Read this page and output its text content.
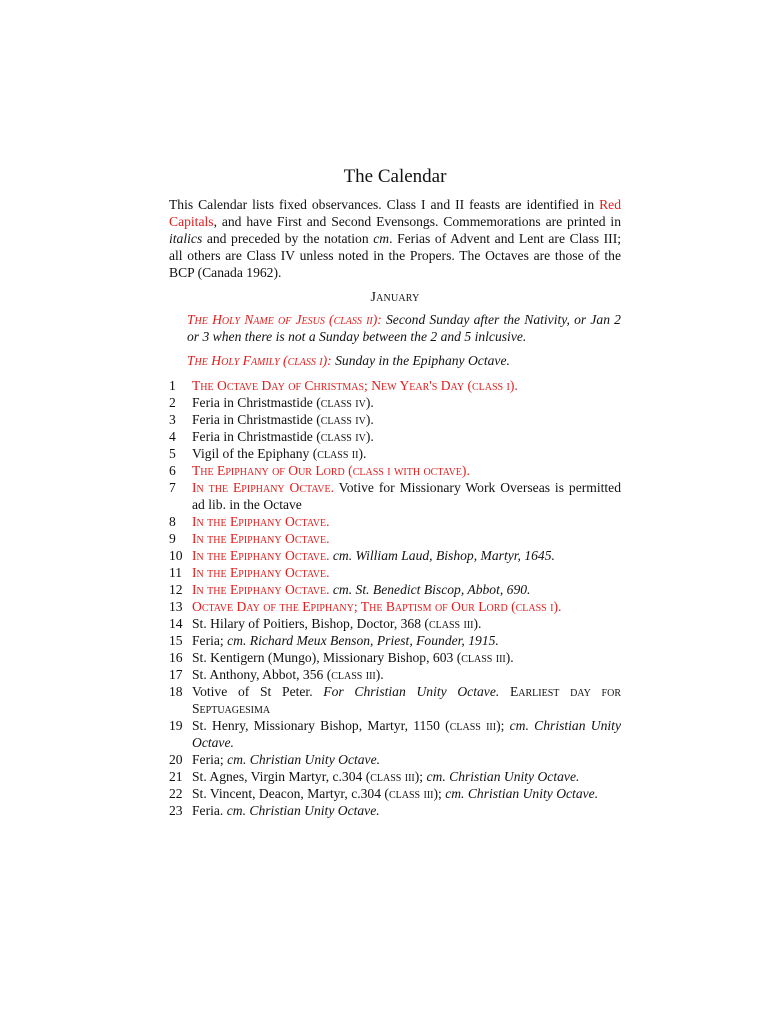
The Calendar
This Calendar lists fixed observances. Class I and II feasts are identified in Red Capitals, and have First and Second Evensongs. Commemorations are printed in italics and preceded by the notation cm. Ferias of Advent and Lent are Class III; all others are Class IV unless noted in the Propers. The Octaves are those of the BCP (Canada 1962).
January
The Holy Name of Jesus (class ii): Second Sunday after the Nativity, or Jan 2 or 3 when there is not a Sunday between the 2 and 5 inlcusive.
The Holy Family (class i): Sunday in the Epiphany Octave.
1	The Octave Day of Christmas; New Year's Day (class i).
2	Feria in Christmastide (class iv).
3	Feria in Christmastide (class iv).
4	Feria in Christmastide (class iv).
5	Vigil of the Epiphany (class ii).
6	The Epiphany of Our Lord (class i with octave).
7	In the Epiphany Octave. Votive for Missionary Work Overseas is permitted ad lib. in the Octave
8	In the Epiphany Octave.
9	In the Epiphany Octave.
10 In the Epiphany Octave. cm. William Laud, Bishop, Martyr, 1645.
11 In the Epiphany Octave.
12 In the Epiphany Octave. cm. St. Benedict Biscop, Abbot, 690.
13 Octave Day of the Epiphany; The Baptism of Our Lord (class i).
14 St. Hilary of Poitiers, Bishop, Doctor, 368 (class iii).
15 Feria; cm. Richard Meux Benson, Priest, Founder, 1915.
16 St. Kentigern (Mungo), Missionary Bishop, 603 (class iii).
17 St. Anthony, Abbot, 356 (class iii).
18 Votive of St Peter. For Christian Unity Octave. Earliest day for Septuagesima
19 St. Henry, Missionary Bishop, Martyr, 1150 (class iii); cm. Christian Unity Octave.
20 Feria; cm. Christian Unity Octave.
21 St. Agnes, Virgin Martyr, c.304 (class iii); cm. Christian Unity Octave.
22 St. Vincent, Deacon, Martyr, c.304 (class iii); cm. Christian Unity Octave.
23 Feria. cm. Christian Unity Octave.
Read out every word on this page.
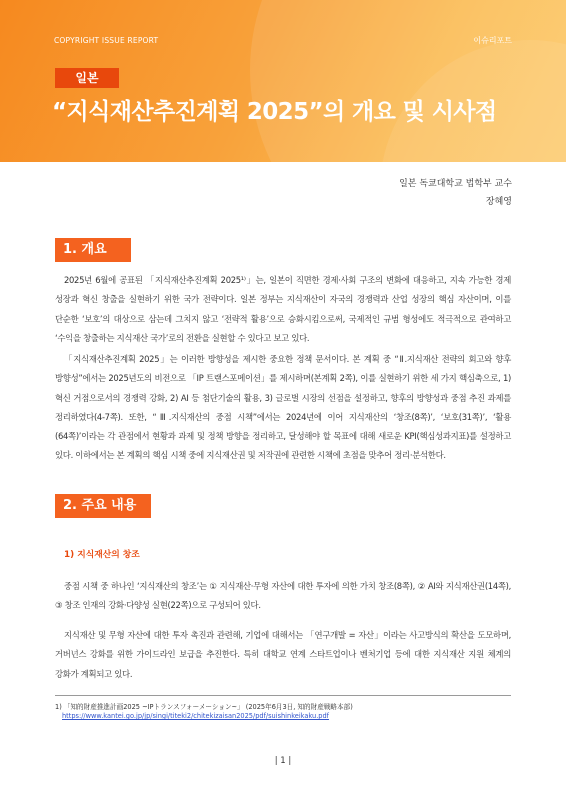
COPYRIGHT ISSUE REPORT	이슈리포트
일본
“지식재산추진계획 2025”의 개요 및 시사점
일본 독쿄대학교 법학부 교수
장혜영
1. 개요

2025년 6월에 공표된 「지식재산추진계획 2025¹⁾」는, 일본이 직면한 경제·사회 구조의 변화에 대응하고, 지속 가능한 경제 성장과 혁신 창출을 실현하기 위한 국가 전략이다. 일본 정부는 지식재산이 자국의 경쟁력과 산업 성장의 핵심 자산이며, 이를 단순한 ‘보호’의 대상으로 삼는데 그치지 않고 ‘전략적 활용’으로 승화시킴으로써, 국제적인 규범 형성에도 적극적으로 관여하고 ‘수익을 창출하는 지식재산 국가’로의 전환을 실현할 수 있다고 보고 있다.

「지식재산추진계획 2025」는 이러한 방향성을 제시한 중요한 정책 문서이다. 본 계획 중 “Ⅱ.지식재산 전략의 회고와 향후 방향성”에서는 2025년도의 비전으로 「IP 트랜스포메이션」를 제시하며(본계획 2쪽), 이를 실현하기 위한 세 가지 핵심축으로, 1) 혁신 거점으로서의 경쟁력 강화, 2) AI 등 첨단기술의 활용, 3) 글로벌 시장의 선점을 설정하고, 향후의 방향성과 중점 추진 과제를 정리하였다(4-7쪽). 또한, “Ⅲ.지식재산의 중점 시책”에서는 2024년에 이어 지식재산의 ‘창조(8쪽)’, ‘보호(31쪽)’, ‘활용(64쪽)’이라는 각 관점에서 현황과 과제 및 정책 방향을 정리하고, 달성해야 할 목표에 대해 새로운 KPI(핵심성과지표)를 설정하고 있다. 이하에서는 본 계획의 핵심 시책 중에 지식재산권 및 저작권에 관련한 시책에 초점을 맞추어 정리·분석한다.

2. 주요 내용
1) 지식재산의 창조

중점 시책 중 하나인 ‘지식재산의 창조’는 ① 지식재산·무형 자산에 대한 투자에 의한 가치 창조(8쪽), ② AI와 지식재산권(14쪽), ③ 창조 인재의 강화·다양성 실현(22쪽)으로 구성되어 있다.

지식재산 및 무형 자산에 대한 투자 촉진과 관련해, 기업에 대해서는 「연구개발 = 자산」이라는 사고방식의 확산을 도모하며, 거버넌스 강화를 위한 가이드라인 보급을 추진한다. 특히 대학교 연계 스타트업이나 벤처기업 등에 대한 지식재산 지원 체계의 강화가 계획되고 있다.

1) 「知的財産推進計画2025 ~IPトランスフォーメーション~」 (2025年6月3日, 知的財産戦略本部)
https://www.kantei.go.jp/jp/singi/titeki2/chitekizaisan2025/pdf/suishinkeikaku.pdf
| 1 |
☆ ☆ ☆ ☆ ☆ ☆ ☆
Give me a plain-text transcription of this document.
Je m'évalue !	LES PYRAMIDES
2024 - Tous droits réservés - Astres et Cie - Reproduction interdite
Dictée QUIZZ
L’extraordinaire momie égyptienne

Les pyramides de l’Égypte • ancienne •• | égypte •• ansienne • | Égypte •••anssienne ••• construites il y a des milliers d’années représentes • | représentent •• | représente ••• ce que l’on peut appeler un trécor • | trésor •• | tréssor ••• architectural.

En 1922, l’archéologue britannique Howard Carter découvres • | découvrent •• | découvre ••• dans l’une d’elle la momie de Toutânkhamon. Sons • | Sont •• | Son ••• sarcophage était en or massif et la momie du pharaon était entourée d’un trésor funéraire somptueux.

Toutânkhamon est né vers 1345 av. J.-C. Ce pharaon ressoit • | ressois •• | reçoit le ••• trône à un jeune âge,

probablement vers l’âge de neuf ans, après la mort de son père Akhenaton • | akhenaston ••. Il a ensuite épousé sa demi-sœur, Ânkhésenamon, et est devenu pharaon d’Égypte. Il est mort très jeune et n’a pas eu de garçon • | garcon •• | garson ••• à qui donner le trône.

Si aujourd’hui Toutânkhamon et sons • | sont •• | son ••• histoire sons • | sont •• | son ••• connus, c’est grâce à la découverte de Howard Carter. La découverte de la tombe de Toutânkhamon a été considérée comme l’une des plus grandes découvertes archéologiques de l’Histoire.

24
☆ ☆ ☆ ☆ ☆ ☆ ☆
INSTRUCTIONS TO FOLLOW.
Take each line containing the string "Missionary" and copy it out.

REPLY TO THE TASK.
7	In the Epiphany Octave. Votive for Missionary Work Overseas is permitted ad lib. in the Octave
16 St. Kentigern (Mungo), Missionary Bishop, 603 (class iii).
19 St. Henry, Missionary Bishop, Martyr, 1150 (class iii); cm. Christian Unity Octave.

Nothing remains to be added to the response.